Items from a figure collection

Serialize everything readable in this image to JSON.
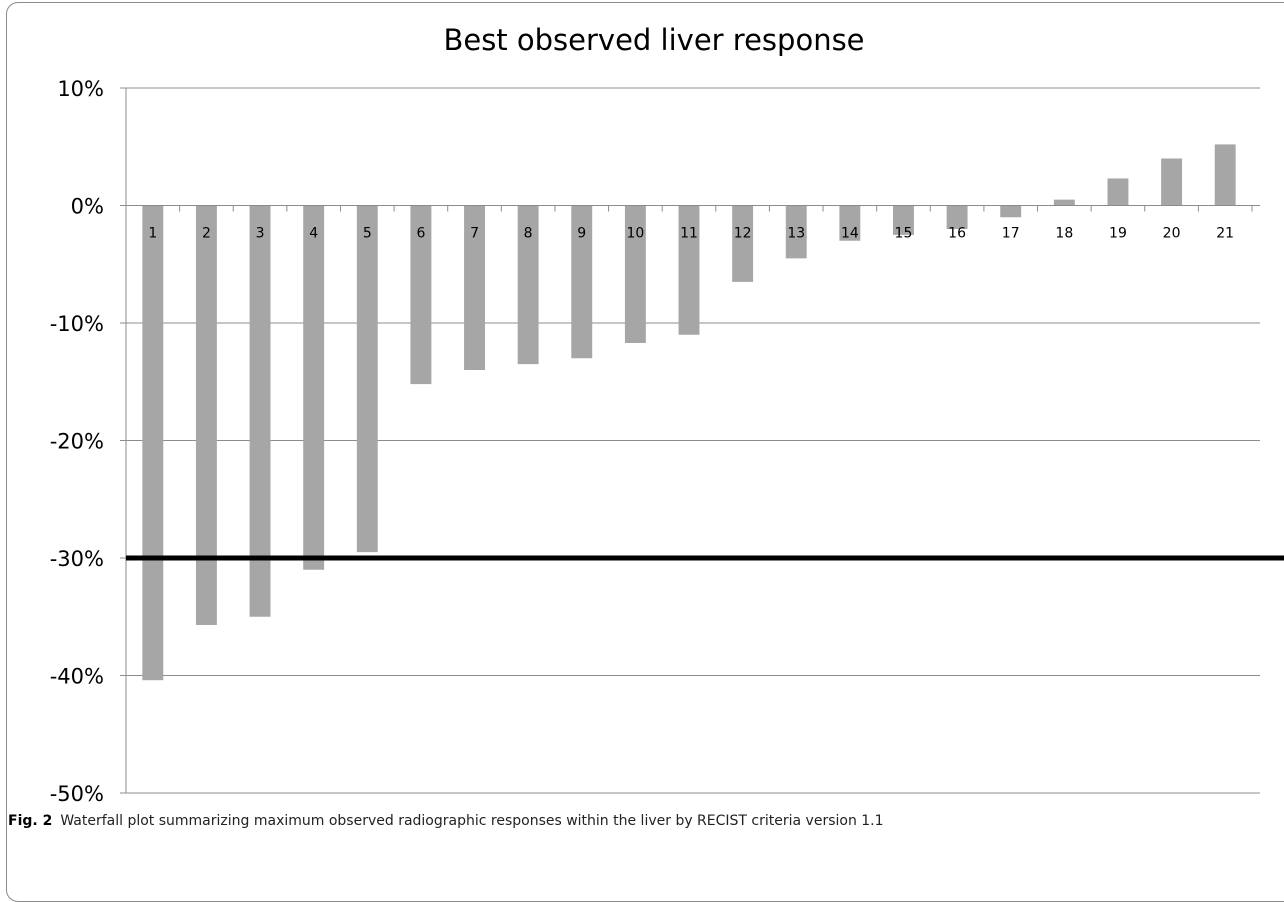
{
  "caption": {
    "label": "Fig. 2",
    "text": "Waterfall plot summarizing maximum observed radiographic responses within the liver by RECIST criteria version 1.1"
  },
  "chart_data": {
    "type": "bar",
    "title": "Best observed liver response",
    "xlabel": "",
    "ylabel": "",
    "categories": [
      "1",
      "2",
      "3",
      "4",
      "5",
      "6",
      "7",
      "8",
      "9",
      "10",
      "11",
      "12",
      "13",
      "14",
      "15",
      "16",
      "17",
      "18",
      "19",
      "20",
      "21"
    ],
    "values": [
      -40.4,
      -35.7,
      -35.0,
      -31.0,
      -29.5,
      -15.2,
      -14.0,
      -13.5,
      -13.0,
      -11.7,
      -11.0,
      -6.5,
      -4.5,
      -3.0,
      -2.5,
      -2.0,
      -1.0,
      0.5,
      2.3,
      4.0,
      5.2
    ],
    "ylim": [
      -50,
      10
    ],
    "yticks": [
      10,
      0,
      -10,
      -20,
      -30,
      -40,
      -50
    ],
    "ytick_labels": [
      "10%",
      "0%",
      "-10%",
      "-20%",
      "-30%",
      "-40%",
      "-50%"
    ],
    "reference_line": -30,
    "bar_color": "#a6a6a6",
    "grid": true,
    "legend": "none"
  }
}
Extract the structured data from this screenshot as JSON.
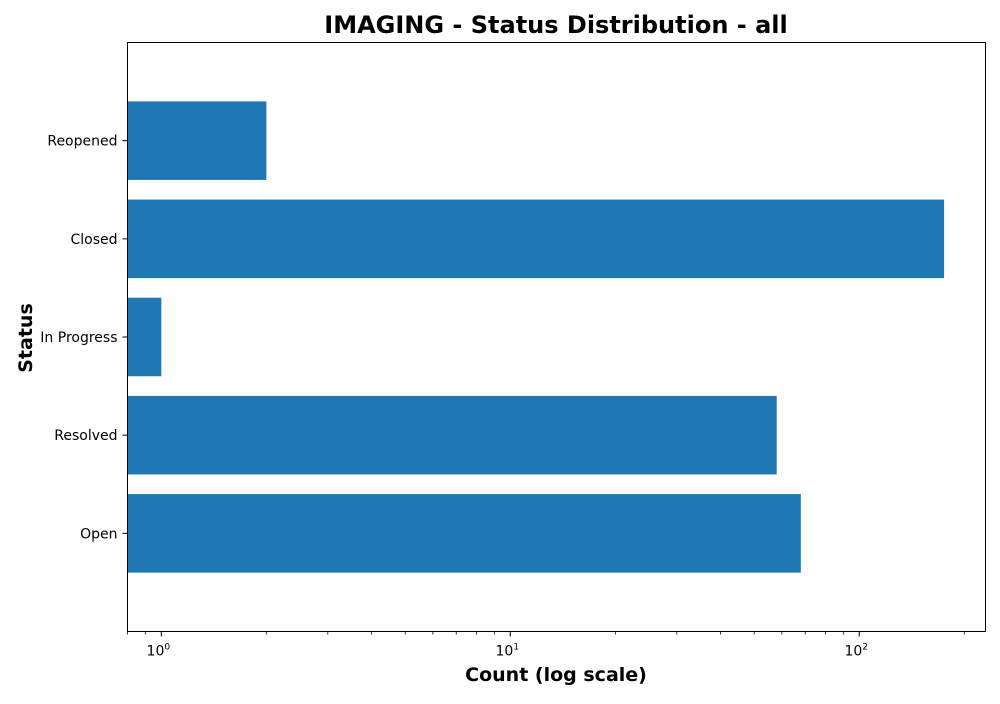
{
  "chart_data": {
    "type": "bar",
    "orientation": "horizontal",
    "title": "IMAGING - Status Distribution - all",
    "xlabel": "Count (log scale)",
    "ylabel": "Status",
    "xscale": "log",
    "xlim": [
      0.8,
      230
    ],
    "x_ticks": [
      {
        "value": 1,
        "label": "10",
        "exp": "0"
      },
      {
        "value": 10,
        "label": "10",
        "exp": "1"
      },
      {
        "value": 100,
        "label": "10",
        "exp": "2"
      }
    ],
    "categories": [
      "Open",
      "Resolved",
      "In Progress",
      "Closed",
      "Reopened"
    ],
    "values": [
      68,
      58,
      1,
      175,
      2
    ],
    "color": "#1f77b4",
    "grid": false,
    "legend": "none"
  }
}
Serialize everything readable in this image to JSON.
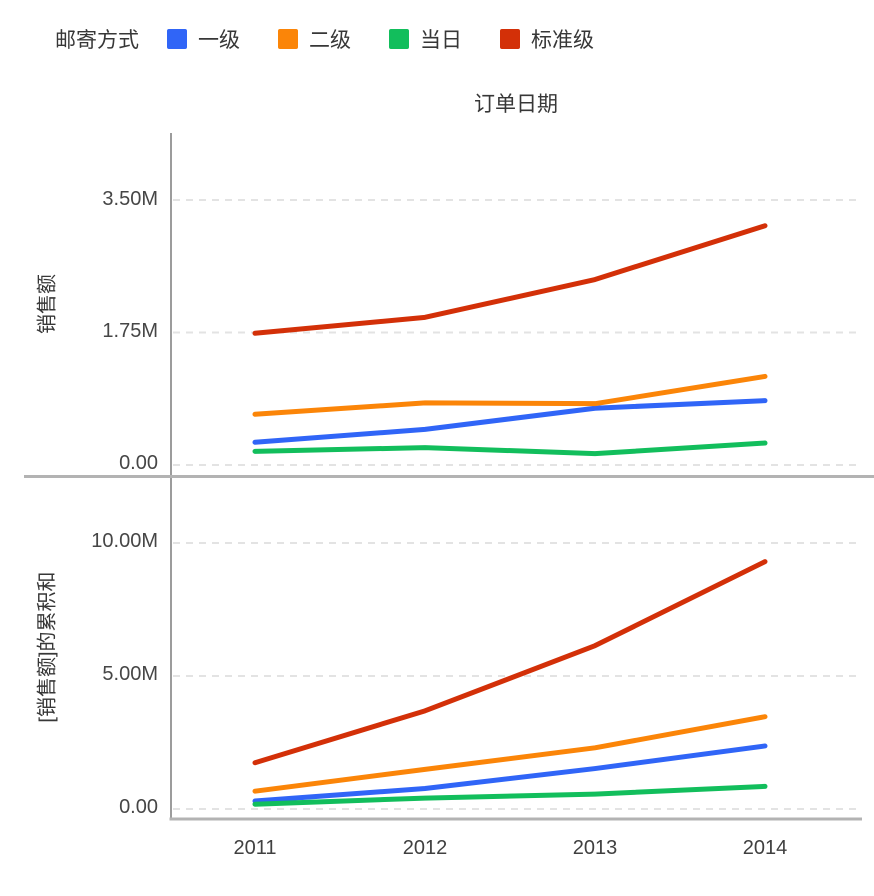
{
  "chart_data": {
    "type": "line",
    "title": "订单日期",
    "legend": {
      "title": "邮寄方式",
      "entries": [
        "一级",
        "二级",
        "当日",
        "标准级"
      ],
      "colors": [
        "#3065F7",
        "#FB8508",
        "#12BE5C",
        "#D33008"
      ]
    },
    "x_categories": [
      "2011",
      "2012",
      "2013",
      "2014"
    ],
    "panels": [
      {
        "ylabel": "销售额",
        "ytick_labels": [
          "0.00",
          "1.75M",
          "3.50M"
        ],
        "ytick_values_M": [
          0,
          1.75,
          3.5
        ],
        "ylim_M": [
          0,
          4.4
        ],
        "grid": "dashed-horizontal",
        "series": [
          {
            "name": "一级",
            "color": "#3065F7",
            "values_M": [
              0.3,
              0.47,
              0.75,
              0.85
            ]
          },
          {
            "name": "二级",
            "color": "#FB8508",
            "values_M": [
              0.67,
              0.82,
              0.81,
              1.17
            ]
          },
          {
            "name": "当日",
            "color": "#12BE5C",
            "values_M": [
              0.18,
              0.23,
              0.15,
              0.29
            ]
          },
          {
            "name": "标准级",
            "color": "#D33008",
            "values_M": [
              1.74,
              1.95,
              2.45,
              3.16
            ]
          }
        ]
      },
      {
        "ylabel": "[销售额]的累积和",
        "ytick_labels": [
          "0.00",
          "5.00M",
          "10.00M"
        ],
        "ytick_values_M": [
          0,
          5,
          10
        ],
        "ylim_M": [
          0,
          12.5
        ],
        "grid": "dashed-horizontal",
        "series": [
          {
            "name": "一级",
            "color": "#3065F7",
            "values_M": [
              0.3,
              0.77,
              1.52,
              2.37
            ]
          },
          {
            "name": "二级",
            "color": "#FB8508",
            "values_M": [
              0.67,
              1.49,
              2.3,
              3.47
            ]
          },
          {
            "name": "当日",
            "color": "#12BE5C",
            "values_M": [
              0.18,
              0.41,
              0.56,
              0.85
            ]
          },
          {
            "name": "标准级",
            "color": "#D33008",
            "values_M": [
              1.74,
              3.69,
              6.14,
              9.3
            ]
          }
        ]
      }
    ]
  }
}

* **What the task requires**
Give back every line exactly as it stands, pictures excluded.

* **Written answer**
Serialize everything readable in this image to JSON.
{
  "caption": {
    "label": "Fig. 2",
    "text": "Waterfall plot summarizing maximum observed radiographic responses within the liver by RECIST criteria version 1.1"
  },
  "chart_data": {
    "type": "bar",
    "title": "Best observed liver response",
    "xlabel": "",
    "ylabel": "",
    "categories": [
      "1",
      "2",
      "3",
      "4",
      "5",
      "6",
      "7",
      "8",
      "9",
      "10",
      "11",
      "12",
      "13",
      "14",
      "15",
      "16",
      "17",
      "18",
      "19",
      "20",
      "21"
    ],
    "values": [
      -40.4,
      -35.7,
      -35.0,
      -31.0,
      -29.5,
      -15.2,
      -14.0,
      -13.5,
      -13.0,
      -11.7,
      -11.0,
      -6.5,
      -4.5,
      -3.0,
      -2.5,
      -2.0,
      -1.0,
      0.5,
      2.3,
      4.0,
      5.2
    ],
    "ylim": [
      -50,
      10
    ],
    "yticks": [
      10,
      0,
      -10,
      -20,
      -30,
      -40,
      -50
    ],
    "ytick_labels": [
      "10%",
      "0%",
      "-10%",
      "-20%",
      "-30%",
      "-40%",
      "-50%"
    ],
    "reference_line": -30,
    "bar_color": "#a6a6a6",
    "grid": true,
    "legend": "none"
  }
}
Extract the structured data from this screenshot as JSON.
{
  "chart_data": {
    "type": "bar",
    "orientation": "horizontal",
    "title": "IMAGING - Status Distribution - all",
    "xlabel": "Count (log scale)",
    "ylabel": "Status",
    "xscale": "log",
    "xlim": [
      0.8,
      230
    ],
    "x_ticks": [
      {
        "value": 1,
        "label": "10",
        "exp": "0"
      },
      {
        "value": 10,
        "label": "10",
        "exp": "1"
      },
      {
        "value": 100,
        "label": "10",
        "exp": "2"
      }
    ],
    "categories": [
      "Open",
      "Resolved",
      "In Progress",
      "Closed",
      "Reopened"
    ],
    "values": [
      68,
      58,
      1,
      175,
      2
    ],
    "color": "#1f77b4",
    "grid": false,
    "legend": "none"
  }
}
Serialize everything readable in this image to JSON.
{
  "chart_data": {
    "type": "line",
    "title": "订单日期",
    "legend": {
      "title": "邮寄方式",
      "entries": [
        "一级",
        "二级",
        "当日",
        "标准级"
      ],
      "colors": [
        "#3065F7",
        "#FB8508",
        "#12BE5C",
        "#D33008"
      ]
    },
    "x_categories": [
      "2011",
      "2012",
      "2013",
      "2014"
    ],
    "panels": [
      {
        "ylabel": "销售额",
        "ytick_labels": [
          "0.00",
          "1.75M",
          "3.50M"
        ],
        "ytick_values_M": [
          0,
          1.75,
          3.5
        ],
        "ylim_M": [
          0,
          4.4
        ],
        "grid": "dashed-horizontal",
        "series": [
          {
            "name": "一级",
            "color": "#3065F7",
            "values_M": [
              0.3,
              0.47,
              0.75,
              0.85
            ]
          },
          {
            "name": "二级",
            "color": "#FB8508",
            "values_M": [
              0.67,
              0.82,
              0.81,
              1.17
            ]
          },
          {
            "name": "当日",
            "color": "#12BE5C",
            "values_M": [
              0.18,
              0.23,
              0.15,
              0.29
            ]
          },
          {
            "name": "标准级",
            "color": "#D33008",
            "values_M": [
              1.74,
              1.95,
              2.45,
              3.16
            ]
          }
        ]
      },
      {
        "ylabel": "[销售额]的累积和",
        "ytick_labels": [
          "0.00",
          "5.00M",
          "10.00M"
        ],
        "ytick_values_M": [
          0,
          5,
          10
        ],
        "ylim_M": [
          0,
          12.5
        ],
        "grid": "dashed-horizontal",
        "series": [
          {
            "name": "一级",
            "color": "#3065F7",
            "values_M": [
              0.3,
              0.77,
              1.52,
              2.37
            ]
          },
          {
            "name": "二级",
            "color": "#FB8508",
            "values_M": [
              0.67,
              1.49,
              2.3,
              3.47
            ]
          },
          {
            "name": "当日",
            "color": "#12BE5C",
            "values_M": [
              0.18,
              0.41,
              0.56,
              0.85
            ]
          },
          {
            "name": "标准级",
            "color": "#D33008",
            "values_M": [
              1.74,
              3.69,
              6.14,
              9.3
            ]
          }
        ]
      }
    ]
  }
}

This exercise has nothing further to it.